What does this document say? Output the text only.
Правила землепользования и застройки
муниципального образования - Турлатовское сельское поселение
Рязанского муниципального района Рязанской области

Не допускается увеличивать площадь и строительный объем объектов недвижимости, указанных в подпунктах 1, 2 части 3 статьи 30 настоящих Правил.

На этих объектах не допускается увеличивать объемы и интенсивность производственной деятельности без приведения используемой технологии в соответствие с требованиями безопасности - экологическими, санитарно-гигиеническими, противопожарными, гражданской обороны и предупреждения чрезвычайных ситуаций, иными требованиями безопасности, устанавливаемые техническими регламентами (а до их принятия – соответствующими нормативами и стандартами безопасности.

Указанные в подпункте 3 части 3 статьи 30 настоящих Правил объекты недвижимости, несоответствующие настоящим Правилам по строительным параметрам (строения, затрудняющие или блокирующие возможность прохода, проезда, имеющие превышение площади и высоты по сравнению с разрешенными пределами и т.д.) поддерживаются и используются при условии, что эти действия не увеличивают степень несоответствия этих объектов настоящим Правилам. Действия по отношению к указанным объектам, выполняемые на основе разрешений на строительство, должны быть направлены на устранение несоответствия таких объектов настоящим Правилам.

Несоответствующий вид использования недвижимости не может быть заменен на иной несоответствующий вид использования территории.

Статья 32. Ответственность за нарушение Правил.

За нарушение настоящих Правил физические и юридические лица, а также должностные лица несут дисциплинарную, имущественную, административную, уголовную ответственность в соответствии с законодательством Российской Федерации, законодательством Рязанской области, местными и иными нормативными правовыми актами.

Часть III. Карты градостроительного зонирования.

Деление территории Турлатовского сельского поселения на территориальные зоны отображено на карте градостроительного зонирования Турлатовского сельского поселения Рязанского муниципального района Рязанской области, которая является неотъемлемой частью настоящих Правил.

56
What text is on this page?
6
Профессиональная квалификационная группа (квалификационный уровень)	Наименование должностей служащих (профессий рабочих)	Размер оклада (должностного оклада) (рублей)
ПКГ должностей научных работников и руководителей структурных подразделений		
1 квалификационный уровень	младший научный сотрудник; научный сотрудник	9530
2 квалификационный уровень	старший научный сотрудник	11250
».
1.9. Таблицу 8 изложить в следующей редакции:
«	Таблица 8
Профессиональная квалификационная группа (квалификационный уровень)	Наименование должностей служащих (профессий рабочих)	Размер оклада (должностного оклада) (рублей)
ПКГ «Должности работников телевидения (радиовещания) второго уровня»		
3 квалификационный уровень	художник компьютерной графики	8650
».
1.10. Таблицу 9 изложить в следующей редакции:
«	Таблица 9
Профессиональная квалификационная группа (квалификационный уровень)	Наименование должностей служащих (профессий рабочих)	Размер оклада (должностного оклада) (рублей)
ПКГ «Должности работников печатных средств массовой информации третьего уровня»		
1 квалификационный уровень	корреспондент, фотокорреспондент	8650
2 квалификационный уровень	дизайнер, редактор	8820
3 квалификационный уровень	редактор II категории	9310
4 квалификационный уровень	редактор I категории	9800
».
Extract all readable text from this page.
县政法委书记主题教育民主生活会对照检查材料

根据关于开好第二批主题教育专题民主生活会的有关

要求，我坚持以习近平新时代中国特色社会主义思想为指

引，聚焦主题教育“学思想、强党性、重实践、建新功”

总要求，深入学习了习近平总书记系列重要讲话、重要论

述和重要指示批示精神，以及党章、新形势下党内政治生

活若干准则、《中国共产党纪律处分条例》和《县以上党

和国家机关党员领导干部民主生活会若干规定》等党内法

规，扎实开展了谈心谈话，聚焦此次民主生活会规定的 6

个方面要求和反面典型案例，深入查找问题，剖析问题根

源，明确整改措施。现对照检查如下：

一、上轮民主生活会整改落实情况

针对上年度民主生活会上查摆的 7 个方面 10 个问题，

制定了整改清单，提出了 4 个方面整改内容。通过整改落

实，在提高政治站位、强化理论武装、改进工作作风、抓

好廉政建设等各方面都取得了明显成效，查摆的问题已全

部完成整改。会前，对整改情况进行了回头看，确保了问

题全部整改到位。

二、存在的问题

- [WHAT IS EXPECTED]:
Copy down the material exactly as written.

- [RESULT]:
What does this document say? Output the text only.
Правила землепользования и застройки
муниципального образования - Турлатовское сельское поселение
Рязанского муниципального района Рязанской области

Не допускается увеличивать площадь и строительный объем объектов недвижимости, указанных в подпунктах 1, 2 части 3 статьи 30 настоящих Правил.

На этих объектах не допускается увеличивать объемы и интенсивность производственной деятельности без приведения используемой технологии в соответствие с требованиями безопасности - экологическими, санитарно-гигиеническими, противопожарными, гражданской обороны и предупреждения чрезвычайных ситуаций, иными требованиями безопасности, устанавливаемые техническими регламентами (а до их принятия – соответствующими нормативами и стандартами безопасности.

Указанные в подпункте 3 части 3 статьи 30 настоящих Правил объекты недвижимости, несоответствующие настоящим Правилам по строительным параметрам (строения, затрудняющие или блокирующие возможность прохода, проезда, имеющие превышение площади и высоты по сравнению с разрешенными пределами и т.д.) поддерживаются и используются при условии, что эти действия не увеличивают степень несоответствия этих объектов настоящим Правилам. Действия по отношению к указанным объектам, выполняемые на основе разрешений на строительство, должны быть направлены на устранение несоответствия таких объектов настоящим Правилам.

Несоответствующий вид использования недвижимости не может быть заменен на иной несоответствующий вид использования территории.

Статья 32. Ответственность за нарушение Правил.

За нарушение настоящих Правил физические и юридические лица, а также должностные лица несут дисциплинарную, имущественную, административную, уголовную ответственность в соответствии с законодательством Российской Федерации, законодательством Рязанской области, местными и иными нормативными правовыми актами.

Часть III. Карты градостроительного зонирования.

Деление территории Турлатовского сельского поселения на территориальные зоны отображено на карте градостроительного зонирования Турлатовского сельского поселения Рязанского муниципального района Рязанской области, которая является неотъемлемой частью настоящих Правил.

56
What text is on this page?
6
Профессиональная квалификационная группа (квалификационный уровень)	Наименование должностей служащих (профессий рабочих)	Размер оклада (должностного оклада) (рублей)
ПКГ должностей научных работников и руководителей структурных подразделений		
1 квалификационный уровень	младший научный сотрудник; научный сотрудник	9530
2 квалификационный уровень	старший научный сотрудник	11250
».
1.9. Таблицу 8 изложить в следующей редакции:
«	Таблица 8
Профессиональная квалификационная группа (квалификационный уровень)	Наименование должностей служащих (профессий рабочих)	Размер оклада (должностного оклада) (рублей)
ПКГ «Должности работников телевидения (радиовещания) второго уровня»		
3 квалификационный уровень	художник компьютерной графики	8650
».
1.10. Таблицу 9 изложить в следующей редакции:
«	Таблица 9
Профессиональная квалификационная группа (квалификационный уровень)	Наименование должностей служащих (профессий рабочих)	Размер оклада (должностного оклада) (рублей)
ПКГ «Должности работников печатных средств массовой информации третьего уровня»		
1 квалификационный уровень	корреспондент, фотокорреспондент	8650
2 квалификационный уровень	дизайнер, редактор	8820
3 квалификационный уровень	редактор II категории	9310
4 квалификационный уровень	редактор I категории	9800
».
Extract all readable text from this page.
县政法委书记主题教育民主生活会对照检查材料

根据关于开好第二批主题教育专题民主生活会的有关

要求，我坚持以习近平新时代中国特色社会主义思想为指

引，聚焦主题教育“学思想、强党性、重实践、建新功”

总要求，深入学习了习近平总书记系列重要讲话、重要论

述和重要指示批示精神，以及党章、新形势下党内政治生

活若干准则、《中国共产党纪律处分条例》和《县以上党

和国家机关党员领导干部民主生活会若干规定》等党内法

规，扎实开展了谈心谈话，聚焦此次民主生活会规定的 6

个方面要求和反面典型案例，深入查找问题，剖析问题根

源，明确整改措施。现对照检查如下：

一、上轮民主生活会整改落实情况

针对上年度民主生活会上查摆的 7 个方面 10 个问题，

制定了整改清单，提出了 4 个方面整改内容。通过整改落

实，在提高政治站位、强化理论武装、改进工作作风、抓

好廉政建设等各方面都取得了明显成效，查摆的问题已全

部完成整改。会前，对整改情况进行了回头看，确保了问

题全部整改到位。

二、存在的问题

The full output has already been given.